* [Given entries]
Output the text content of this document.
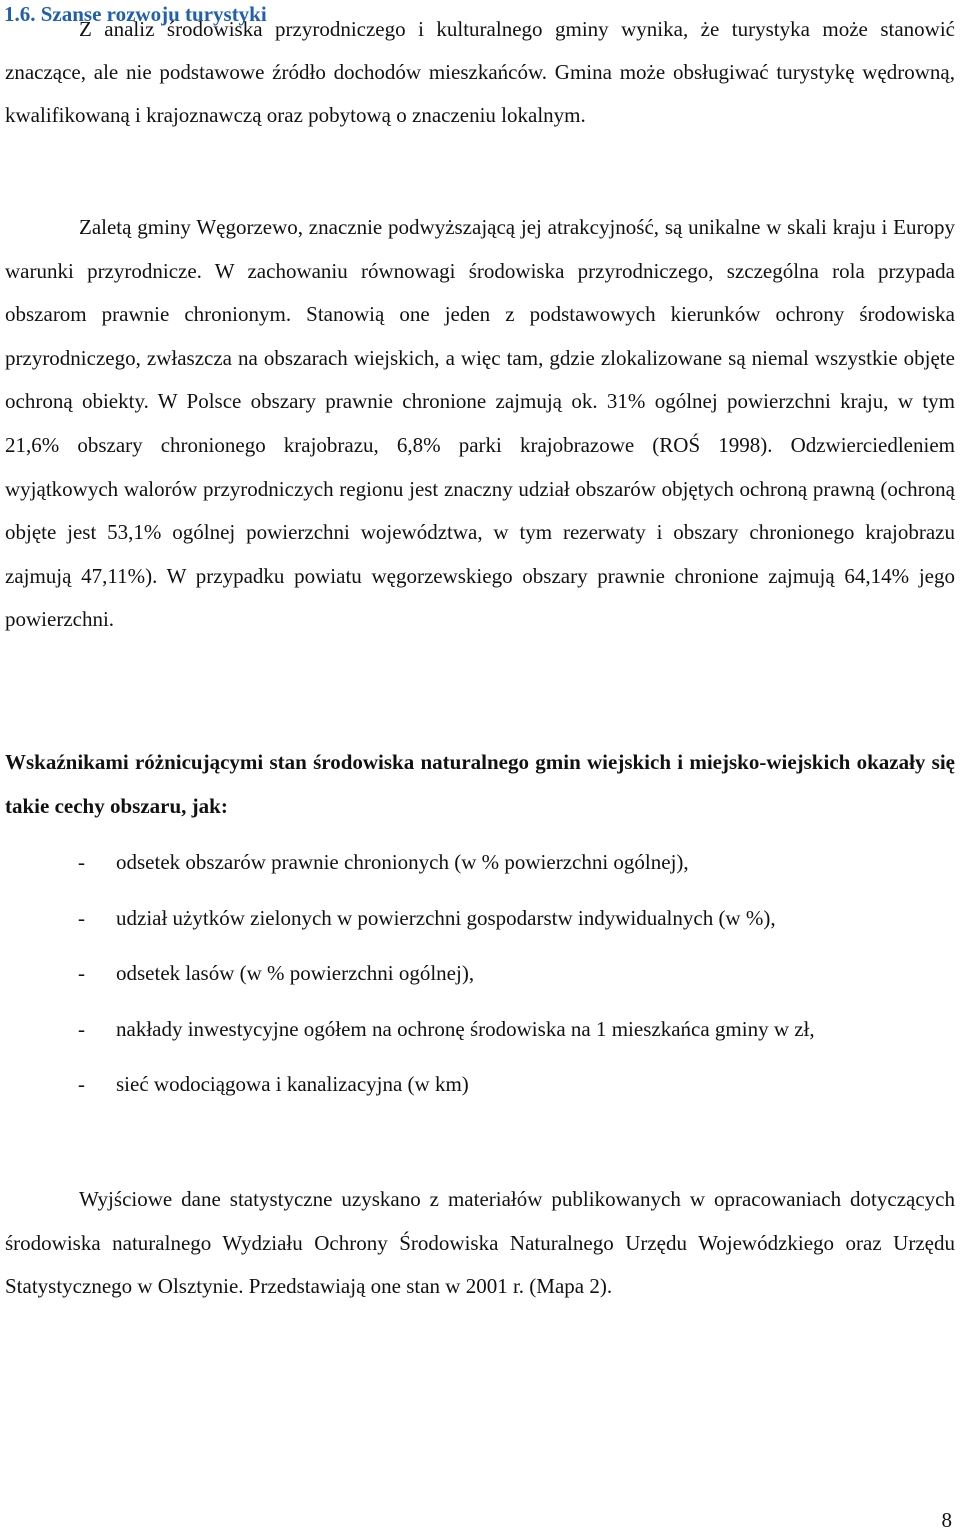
1.6. Szanse rozwoju turystyki

Z analiz środowiska przyrodniczego i kulturalnego gminy wynika, że turystyka może stanowić znaczące, ale nie podstawowe źródło dochodów mieszkańców. Gmina może obsługiwać turystykę wędrowną, kwalifikowaną i krajoznawczą oraz pobytową o znaczeniu lokalnym.

Zaletą gminy Węgorzewo, znacznie podwyższającą jej atrakcyjność, są unikalne w skali kraju i Europy warunki przyrodnicze. W zachowaniu równowagi środowiska przyrodniczego, szczególna rola przypada obszarom prawnie chronionym. Stanowią one jeden z podstawowych kierunków ochrony środowiska przyrodniczego, zwłaszcza na obszarach wiejskich, a więc tam, gdzie zlokalizowane są niemal wszystkie objęte ochroną obiekty. W Polsce obszary prawnie chronione zajmują ok. 31% ogólnej powierzchni kraju, w tym 21,6% obszary chronionego krajobrazu, 6,8% parki krajobrazowe (ROŚ 1998). Odzwierciedleniem wyjątkowych walorów przyrodniczych regionu jest znaczny udział obszarów objętych ochroną prawną (ochroną objęte jest 53,1% ogólnej powierzchni województwa, w tym rezerwaty i obszary chronionego krajobrazu zajmują 47,11%). W przypadku powiatu węgorzewskiego obszary prawnie chronione zajmują 64,14% jego powierzchni.

Wskaźnikami różnicującymi stan środowiska naturalnego gmin wiejskich i miejsko-wiejskich okazały się takie cechy obszaru, jak:

- odsetek obszarów prawnie chronionych (w % powierzchni ogólnej),
- udział użytków zielonych w powierzchni gospodarstw indywidualnych (w %),
- odsetek lasów (w % powierzchni ogólnej),
- nakłady inwestycyjne ogółem na ochronę środowiska na 1 mieszkańca gminy w zł,
- sieć wodociągowa i kanalizacyjna (w km)

Wyjściowe dane statystyczne uzyskano z materiałów publikowanych w opracowaniach dotyczących środowiska naturalnego Wydziału Ochrony Środowiska Naturalnego Urzędu Wojewódzkiego oraz Urzędu Statystycznego w Olsztynie. Przedstawiają one stan w 2001 r. (Mapa 2).

8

* [Required work] Only the count is wanted: report how many lines of the material above hold the word "udział".

* [Reply] 2